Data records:
— start —

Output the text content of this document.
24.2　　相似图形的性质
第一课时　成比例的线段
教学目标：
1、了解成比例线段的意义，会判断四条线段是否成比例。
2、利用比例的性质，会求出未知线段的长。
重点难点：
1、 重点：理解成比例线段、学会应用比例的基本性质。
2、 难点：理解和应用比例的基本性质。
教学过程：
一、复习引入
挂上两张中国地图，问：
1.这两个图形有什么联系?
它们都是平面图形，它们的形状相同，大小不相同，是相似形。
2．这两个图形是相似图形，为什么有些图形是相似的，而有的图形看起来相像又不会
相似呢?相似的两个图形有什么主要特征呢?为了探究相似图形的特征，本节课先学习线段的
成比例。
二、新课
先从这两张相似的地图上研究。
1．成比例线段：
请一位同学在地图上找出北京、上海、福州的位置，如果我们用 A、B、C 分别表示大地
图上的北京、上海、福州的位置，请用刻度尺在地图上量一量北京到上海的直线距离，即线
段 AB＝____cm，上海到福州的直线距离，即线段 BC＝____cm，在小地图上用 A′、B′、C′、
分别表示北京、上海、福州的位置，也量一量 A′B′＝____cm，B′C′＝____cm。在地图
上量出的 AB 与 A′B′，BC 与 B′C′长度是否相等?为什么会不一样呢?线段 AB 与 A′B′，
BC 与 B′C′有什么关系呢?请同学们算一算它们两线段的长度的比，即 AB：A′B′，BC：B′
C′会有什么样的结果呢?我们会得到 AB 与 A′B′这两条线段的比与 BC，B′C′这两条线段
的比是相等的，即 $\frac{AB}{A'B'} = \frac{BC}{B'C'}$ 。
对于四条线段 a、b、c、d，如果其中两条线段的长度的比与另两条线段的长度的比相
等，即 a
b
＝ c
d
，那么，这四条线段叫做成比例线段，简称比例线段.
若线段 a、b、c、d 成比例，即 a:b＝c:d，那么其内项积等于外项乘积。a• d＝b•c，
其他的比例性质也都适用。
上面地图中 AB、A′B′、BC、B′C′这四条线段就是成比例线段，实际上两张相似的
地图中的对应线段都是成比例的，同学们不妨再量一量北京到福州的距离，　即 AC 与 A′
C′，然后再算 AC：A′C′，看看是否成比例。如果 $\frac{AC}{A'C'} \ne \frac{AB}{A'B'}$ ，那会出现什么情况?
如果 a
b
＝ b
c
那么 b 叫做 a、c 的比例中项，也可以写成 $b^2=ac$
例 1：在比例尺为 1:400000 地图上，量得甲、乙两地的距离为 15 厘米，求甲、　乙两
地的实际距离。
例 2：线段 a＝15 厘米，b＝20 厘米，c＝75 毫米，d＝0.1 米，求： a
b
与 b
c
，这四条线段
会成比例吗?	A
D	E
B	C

— end —

• _Written request_:
Write every record out again, unaltered.

• _Full output_:
Output the text content of this document.
24.2　　相似图形的性质
第一课时　成比例的线段
教学目标：
1、了解成比例线段的意义，会判断四条线段是否成比例。
2、利用比例的性质，会求出未知线段的长。
重点难点：
1、 重点：理解成比例线段、学会应用比例的基本性质。
2、 难点：理解和应用比例的基本性质。
教学过程：
一、复习引入
挂上两张中国地图，问：
1.这两个图形有什么联系?
它们都是平面图形，它们的形状相同，大小不相同，是相似形。
2．这两个图形是相似图形，为什么有些图形是相似的，而有的图形看起来相像又不会
相似呢?相似的两个图形有什么主要特征呢?为了探究相似图形的特征，本节课先学习线段的
成比例。
二、新课
先从这两张相似的地图上研究。
1．成比例线段：
请一位同学在地图上找出北京、上海、福州的位置，如果我们用 A、B、C 分别表示大地
图上的北京、上海、福州的位置，请用刻度尺在地图上量一量北京到上海的直线距离，即线
段 AB＝____cm，上海到福州的直线距离，即线段 BC＝____cm，在小地图上用 A′、B′、C′、
分别表示北京、上海、福州的位置，也量一量 A′B′＝____cm，B′C′＝____cm。在地图
上量出的 AB 与 A′B′，BC 与 B′C′长度是否相等?为什么会不一样呢?线段 AB 与 A′B′，
BC 与 B′C′有什么关系呢?请同学们算一算它们两线段的长度的比，即 AB：A′B′，BC：B′
C′会有什么样的结果呢?我们会得到 AB 与 A′B′这两条线段的比与 BC，B′C′这两条线段
的比是相等的，即 $\frac{AB}{A'B'} = \frac{BC}{B'C'}$ 。
对于四条线段 a、b、c、d，如果其中两条线段的长度的比与另两条线段的长度的比相
等，即 a
b
＝ c
d
，那么，这四条线段叫做成比例线段，简称比例线段.
若线段 a、b、c、d 成比例，即 a:b＝c:d，那么其内项积等于外项乘积。a• d＝b•c，
其他的比例性质也都适用。
上面地图中 AB、A′B′、BC、B′C′这四条线段就是成比例线段，实际上两张相似的
地图中的对应线段都是成比例的，同学们不妨再量一量北京到福州的距离，　即 AC 与 A′
C′，然后再算 AC：A′C′，看看是否成比例。如果 $\frac{AC}{A'C'} \ne \frac{AB}{A'B'}$ ，那会出现什么情况?
如果 a
b
＝ b
c
那么 b 叫做 a、c 的比例中项，也可以写成 $b^2=ac$
例 1：在比例尺为 1:400000 地图上，量得甲、乙两地的距离为 15 厘米，求甲、　乙两
地的实际距离。
例 2：线段 a＝15 厘米，b＝20 厘米，c＝75 毫米，d＝0.1 米，求： a
b
与 b
c
，这四条线段
会成比例吗?	A
D	E
B	C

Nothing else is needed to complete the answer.